> [Work to do] Below is a listing; copy all of it exactly.

> [Entries]
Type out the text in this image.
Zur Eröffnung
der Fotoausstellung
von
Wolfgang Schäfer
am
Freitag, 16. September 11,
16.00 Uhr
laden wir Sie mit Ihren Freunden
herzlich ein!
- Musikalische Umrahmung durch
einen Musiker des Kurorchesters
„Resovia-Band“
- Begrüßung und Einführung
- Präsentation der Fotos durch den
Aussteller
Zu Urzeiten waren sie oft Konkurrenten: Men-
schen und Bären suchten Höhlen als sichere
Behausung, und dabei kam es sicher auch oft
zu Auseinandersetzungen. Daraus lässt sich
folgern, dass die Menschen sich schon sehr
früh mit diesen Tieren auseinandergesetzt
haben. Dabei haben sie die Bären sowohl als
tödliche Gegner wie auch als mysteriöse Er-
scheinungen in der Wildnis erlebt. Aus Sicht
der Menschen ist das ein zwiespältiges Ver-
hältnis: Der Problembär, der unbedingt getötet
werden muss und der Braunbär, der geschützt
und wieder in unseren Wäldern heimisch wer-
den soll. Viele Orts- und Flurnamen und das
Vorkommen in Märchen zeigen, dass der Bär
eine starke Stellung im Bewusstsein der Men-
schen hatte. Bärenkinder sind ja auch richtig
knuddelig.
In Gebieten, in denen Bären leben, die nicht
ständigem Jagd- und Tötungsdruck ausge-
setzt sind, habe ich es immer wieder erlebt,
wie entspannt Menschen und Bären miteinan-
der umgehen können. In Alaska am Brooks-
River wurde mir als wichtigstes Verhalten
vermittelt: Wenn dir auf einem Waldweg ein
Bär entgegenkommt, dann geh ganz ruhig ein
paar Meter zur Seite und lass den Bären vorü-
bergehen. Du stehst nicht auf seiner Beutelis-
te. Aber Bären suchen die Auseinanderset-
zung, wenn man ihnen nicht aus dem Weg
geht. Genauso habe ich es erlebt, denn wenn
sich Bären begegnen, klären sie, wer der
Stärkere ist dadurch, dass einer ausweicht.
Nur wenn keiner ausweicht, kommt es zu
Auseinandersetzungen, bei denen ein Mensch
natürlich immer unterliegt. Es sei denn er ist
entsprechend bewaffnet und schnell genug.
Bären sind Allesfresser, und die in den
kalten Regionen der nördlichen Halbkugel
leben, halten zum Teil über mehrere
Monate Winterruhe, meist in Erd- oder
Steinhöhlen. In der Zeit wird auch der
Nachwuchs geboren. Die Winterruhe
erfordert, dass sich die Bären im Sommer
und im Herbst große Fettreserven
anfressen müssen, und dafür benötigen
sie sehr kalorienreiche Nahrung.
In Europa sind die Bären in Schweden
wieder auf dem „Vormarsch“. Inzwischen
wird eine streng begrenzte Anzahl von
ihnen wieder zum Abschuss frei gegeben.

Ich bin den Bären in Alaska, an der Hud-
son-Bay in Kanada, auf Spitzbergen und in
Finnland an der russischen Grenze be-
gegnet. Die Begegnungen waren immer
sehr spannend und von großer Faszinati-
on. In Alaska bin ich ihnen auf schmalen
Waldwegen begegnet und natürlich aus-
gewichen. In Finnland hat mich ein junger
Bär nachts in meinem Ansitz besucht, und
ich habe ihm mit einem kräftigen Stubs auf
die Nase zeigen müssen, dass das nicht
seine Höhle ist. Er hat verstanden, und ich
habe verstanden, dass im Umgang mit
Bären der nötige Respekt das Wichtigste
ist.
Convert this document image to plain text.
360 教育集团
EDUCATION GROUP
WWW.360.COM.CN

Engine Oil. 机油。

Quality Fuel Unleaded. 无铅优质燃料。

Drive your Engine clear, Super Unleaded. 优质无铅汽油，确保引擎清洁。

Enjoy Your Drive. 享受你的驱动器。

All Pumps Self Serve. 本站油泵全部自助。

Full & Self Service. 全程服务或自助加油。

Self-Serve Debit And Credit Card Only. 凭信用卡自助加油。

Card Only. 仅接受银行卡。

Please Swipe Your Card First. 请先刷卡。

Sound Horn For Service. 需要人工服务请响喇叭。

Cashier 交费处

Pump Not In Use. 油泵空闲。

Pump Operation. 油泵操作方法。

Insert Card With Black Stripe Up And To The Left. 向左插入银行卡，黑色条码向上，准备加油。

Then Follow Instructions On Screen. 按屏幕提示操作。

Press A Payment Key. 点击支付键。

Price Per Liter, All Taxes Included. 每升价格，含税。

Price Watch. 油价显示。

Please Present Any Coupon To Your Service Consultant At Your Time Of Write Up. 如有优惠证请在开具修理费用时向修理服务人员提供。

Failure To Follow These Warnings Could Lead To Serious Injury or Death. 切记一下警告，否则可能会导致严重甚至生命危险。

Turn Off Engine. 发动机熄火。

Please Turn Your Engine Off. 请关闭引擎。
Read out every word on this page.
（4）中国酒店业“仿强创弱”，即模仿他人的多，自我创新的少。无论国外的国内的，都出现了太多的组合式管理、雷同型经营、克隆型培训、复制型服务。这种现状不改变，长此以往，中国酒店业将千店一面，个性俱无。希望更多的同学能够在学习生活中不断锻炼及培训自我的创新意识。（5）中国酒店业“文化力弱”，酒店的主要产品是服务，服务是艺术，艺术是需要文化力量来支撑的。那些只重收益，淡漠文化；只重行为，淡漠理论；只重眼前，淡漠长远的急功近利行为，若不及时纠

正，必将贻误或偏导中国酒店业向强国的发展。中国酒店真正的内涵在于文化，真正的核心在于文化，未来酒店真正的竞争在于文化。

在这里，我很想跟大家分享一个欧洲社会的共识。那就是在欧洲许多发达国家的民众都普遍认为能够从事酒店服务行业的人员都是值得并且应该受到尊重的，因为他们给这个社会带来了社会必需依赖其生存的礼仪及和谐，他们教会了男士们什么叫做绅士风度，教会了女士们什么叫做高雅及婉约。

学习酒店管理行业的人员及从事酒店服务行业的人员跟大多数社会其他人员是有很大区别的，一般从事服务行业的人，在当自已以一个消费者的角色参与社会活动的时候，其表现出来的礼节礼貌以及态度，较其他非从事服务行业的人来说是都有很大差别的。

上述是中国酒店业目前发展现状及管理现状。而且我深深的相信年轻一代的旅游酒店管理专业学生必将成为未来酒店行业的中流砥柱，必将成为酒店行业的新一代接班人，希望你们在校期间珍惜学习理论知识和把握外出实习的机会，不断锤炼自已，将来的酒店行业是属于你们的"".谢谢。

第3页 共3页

> [Solution to this exercise]
Type out the text in this image.
Zur Eröffnung
der Fotoausstellung
von
Wolfgang Schäfer
am
Freitag, 16. September 11,
16.00 Uhr
laden wir Sie mit Ihren Freunden
herzlich ein!
- Musikalische Umrahmung durch
einen Musiker des Kurorchesters
„Resovia-Band“
- Begrüßung und Einführung
- Präsentation der Fotos durch den
Aussteller
Zu Urzeiten waren sie oft Konkurrenten: Men-
schen und Bären suchten Höhlen als sichere
Behausung, und dabei kam es sicher auch oft
zu Auseinandersetzungen. Daraus lässt sich
folgern, dass die Menschen sich schon sehr
früh mit diesen Tieren auseinandergesetzt
haben. Dabei haben sie die Bären sowohl als
tödliche Gegner wie auch als mysteriöse Er-
scheinungen in der Wildnis erlebt. Aus Sicht
der Menschen ist das ein zwiespältiges Ver-
hältnis: Der Problembär, der unbedingt getötet
werden muss und der Braunbär, der geschützt
und wieder in unseren Wäldern heimisch wer-
den soll. Viele Orts- und Flurnamen und das
Vorkommen in Märchen zeigen, dass der Bär
eine starke Stellung im Bewusstsein der Men-
schen hatte. Bärenkinder sind ja auch richtig
knuddelig.
In Gebieten, in denen Bären leben, die nicht
ständigem Jagd- und Tötungsdruck ausge-
setzt sind, habe ich es immer wieder erlebt,
wie entspannt Menschen und Bären miteinan-
der umgehen können. In Alaska am Brooks-
River wurde mir als wichtigstes Verhalten
vermittelt: Wenn dir auf einem Waldweg ein
Bär entgegenkommt, dann geh ganz ruhig ein
paar Meter zur Seite und lass den Bären vorü-
bergehen. Du stehst nicht auf seiner Beutelis-
te. Aber Bären suchen die Auseinanderset-
zung, wenn man ihnen nicht aus dem Weg
geht. Genauso habe ich es erlebt, denn wenn
sich Bären begegnen, klären sie, wer der
Stärkere ist dadurch, dass einer ausweicht.
Nur wenn keiner ausweicht, kommt es zu
Auseinandersetzungen, bei denen ein Mensch
natürlich immer unterliegt. Es sei denn er ist
entsprechend bewaffnet und schnell genug.
Bären sind Allesfresser, und die in den
kalten Regionen der nördlichen Halbkugel
leben, halten zum Teil über mehrere
Monate Winterruhe, meist in Erd- oder
Steinhöhlen. In der Zeit wird auch der
Nachwuchs geboren. Die Winterruhe
erfordert, dass sich die Bären im Sommer
und im Herbst große Fettreserven
anfressen müssen, und dafür benötigen
sie sehr kalorienreiche Nahrung.
In Europa sind die Bären in Schweden
wieder auf dem „Vormarsch“. Inzwischen
wird eine streng begrenzte Anzahl von
ihnen wieder zum Abschuss frei gegeben.

Ich bin den Bären in Alaska, an der Hud-
son-Bay in Kanada, auf Spitzbergen und in
Finnland an der russischen Grenze be-
gegnet. Die Begegnungen waren immer
sehr spannend und von großer Faszinati-
on. In Alaska bin ich ihnen auf schmalen
Waldwegen begegnet und natürlich aus-
gewichen. In Finnland hat mich ein junger
Bär nachts in meinem Ansitz besucht, und
ich habe ihm mit einem kräftigen Stubs auf
die Nase zeigen müssen, dass das nicht
seine Höhle ist. Er hat verstanden, und ich
habe verstanden, dass im Umgang mit
Bären der nötige Respekt das Wichtigste
ist.
Convert this document image to plain text.
360 教育集团
EDUCATION GROUP
WWW.360.COM.CN

Engine Oil. 机油。

Quality Fuel Unleaded. 无铅优质燃料。

Drive your Engine clear, Super Unleaded. 优质无铅汽油，确保引擎清洁。

Enjoy Your Drive. 享受你的驱动器。

All Pumps Self Serve. 本站油泵全部自助。

Full & Self Service. 全程服务或自助加油。

Self-Serve Debit And Credit Card Only. 凭信用卡自助加油。

Card Only. 仅接受银行卡。

Please Swipe Your Card First. 请先刷卡。

Sound Horn For Service. 需要人工服务请响喇叭。

Cashier 交费处

Pump Not In Use. 油泵空闲。

Pump Operation. 油泵操作方法。

Insert Card With Black Stripe Up And To The Left. 向左插入银行卡，黑色条码向上，准备加油。

Then Follow Instructions On Screen. 按屏幕提示操作。

Press A Payment Key. 点击支付键。

Price Per Liter, All Taxes Included. 每升价格，含税。

Price Watch. 油价显示。

Please Present Any Coupon To Your Service Consultant At Your Time Of Write Up. 如有优惠证请在开具修理费用时向修理服务人员提供。

Failure To Follow These Warnings Could Lead To Serious Injury or Death. 切记一下警告，否则可能会导致严重甚至生命危险。

Turn Off Engine. 发动机熄火。

Please Turn Your Engine Off. 请关闭引擎。
Read out every word on this page.
（4）中国酒店业“仿强创弱”，即模仿他人的多，自我创新的少。无论国外的国内的，都出现了太多的组合式管理、雷同型经营、克隆型培训、复制型服务。这种现状不改变，长此以往，中国酒店业将千店一面，个性俱无。希望更多的同学能够在学习生活中不断锻炼及培训自我的创新意识。（5）中国酒店业“文化力弱”，酒店的主要产品是服务，服务是艺术，艺术是需要文化力量来支撑的。那些只重收益，淡漠文化；只重行为，淡漠理论；只重眼前，淡漠长远的急功近利行为，若不及时纠

正，必将贻误或偏导中国酒店业向强国的发展。中国酒店真正的内涵在于文化，真正的核心在于文化，未来酒店真正的竞争在于文化。

在这里，我很想跟大家分享一个欧洲社会的共识。那就是在欧洲许多发达国家的民众都普遍认为能够从事酒店服务行业的人员都是值得并且应该受到尊重的，因为他们给这个社会带来了社会必需依赖其生存的礼仪及和谐，他们教会了男士们什么叫做绅士风度，教会了女士们什么叫做高雅及婉约。

学习酒店管理行业的人员及从事酒店服务行业的人员跟大多数社会其他人员是有很大区别的，一般从事服务行业的人，在当自已以一个消费者的角色参与社会活动的时候，其表现出来的礼节礼貌以及态度，较其他非从事服务行业的人来说是都有很大差别的。

上述是中国酒店业目前发展现状及管理现状。而且我深深的相信年轻一代的旅游酒店管理专业学生必将成为未来酒店行业的中流砥柱，必将成为酒店行业的新一代接班人，希望你们在校期间珍惜学习理论知识和把握外出实习的机会，不断锤炼自已，将来的酒店行业是属于你们的"".谢谢。

第3页 共3页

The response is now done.